*Exercise prompt*.
Answer with the number of lines in the listing below that contain the word "rises", and nothing else.

── Data for the task

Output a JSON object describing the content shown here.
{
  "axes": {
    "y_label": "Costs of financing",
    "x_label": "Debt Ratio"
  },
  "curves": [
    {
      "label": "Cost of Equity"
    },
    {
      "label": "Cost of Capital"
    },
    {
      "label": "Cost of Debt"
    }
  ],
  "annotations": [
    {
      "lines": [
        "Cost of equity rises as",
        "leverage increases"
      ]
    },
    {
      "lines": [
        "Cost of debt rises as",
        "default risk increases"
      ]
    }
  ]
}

────

*Response to this task*.
2